__EXERCISE__
Which lines include the word "épargne"? Copy each of them.
===== STORED ROWS
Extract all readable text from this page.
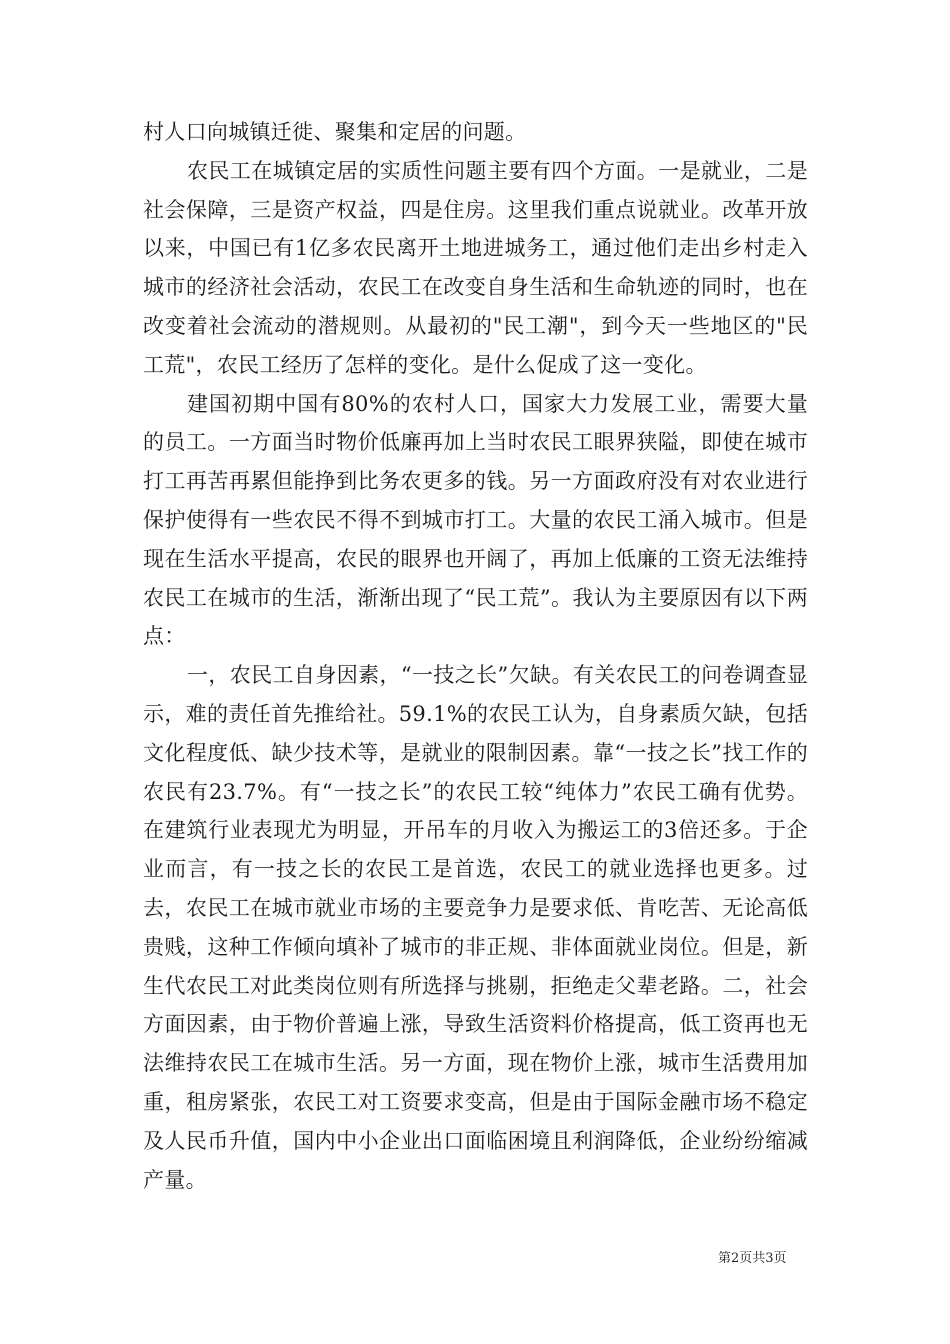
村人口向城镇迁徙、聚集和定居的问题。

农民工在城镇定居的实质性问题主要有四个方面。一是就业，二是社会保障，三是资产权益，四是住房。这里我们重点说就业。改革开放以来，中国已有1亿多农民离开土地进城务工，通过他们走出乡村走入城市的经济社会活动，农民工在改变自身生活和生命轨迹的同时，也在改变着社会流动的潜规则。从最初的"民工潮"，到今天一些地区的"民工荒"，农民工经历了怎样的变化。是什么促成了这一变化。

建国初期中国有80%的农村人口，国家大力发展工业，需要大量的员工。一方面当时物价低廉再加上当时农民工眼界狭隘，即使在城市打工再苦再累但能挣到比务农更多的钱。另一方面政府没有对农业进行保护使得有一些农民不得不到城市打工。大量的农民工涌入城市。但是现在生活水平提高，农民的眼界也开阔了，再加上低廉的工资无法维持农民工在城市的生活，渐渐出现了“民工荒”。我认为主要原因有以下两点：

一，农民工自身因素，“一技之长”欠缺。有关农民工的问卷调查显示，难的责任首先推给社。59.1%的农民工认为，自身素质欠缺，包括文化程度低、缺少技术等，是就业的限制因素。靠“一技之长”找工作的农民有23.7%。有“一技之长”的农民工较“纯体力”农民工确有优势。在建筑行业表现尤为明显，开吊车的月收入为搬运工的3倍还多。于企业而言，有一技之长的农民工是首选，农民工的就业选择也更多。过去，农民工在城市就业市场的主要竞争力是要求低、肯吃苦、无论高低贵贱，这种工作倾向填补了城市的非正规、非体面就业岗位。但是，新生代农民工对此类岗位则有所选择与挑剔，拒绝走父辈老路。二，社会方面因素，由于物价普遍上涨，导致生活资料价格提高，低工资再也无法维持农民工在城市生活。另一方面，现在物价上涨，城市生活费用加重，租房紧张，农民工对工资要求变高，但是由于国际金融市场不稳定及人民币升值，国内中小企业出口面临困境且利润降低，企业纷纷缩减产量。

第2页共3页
==========
===== STORED ROWS
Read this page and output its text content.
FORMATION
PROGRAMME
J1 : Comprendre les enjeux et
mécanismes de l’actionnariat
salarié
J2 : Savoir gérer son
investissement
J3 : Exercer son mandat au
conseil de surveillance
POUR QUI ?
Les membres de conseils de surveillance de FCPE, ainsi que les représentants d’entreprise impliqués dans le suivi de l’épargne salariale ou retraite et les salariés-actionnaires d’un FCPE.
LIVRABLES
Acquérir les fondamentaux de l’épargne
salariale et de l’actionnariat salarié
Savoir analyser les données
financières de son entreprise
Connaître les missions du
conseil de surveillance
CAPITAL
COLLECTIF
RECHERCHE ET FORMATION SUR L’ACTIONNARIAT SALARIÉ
==========
__EXERCISE OUTPUT__
Les membres de conseils de surveillance de FCPE, ainsi que les représentants d’entreprise impliqués dans le suivi de l’épargne salariale ou retraite et les salariés-actionnaires d’un FCPE.
Acquérir les fondamentaux de l’épargne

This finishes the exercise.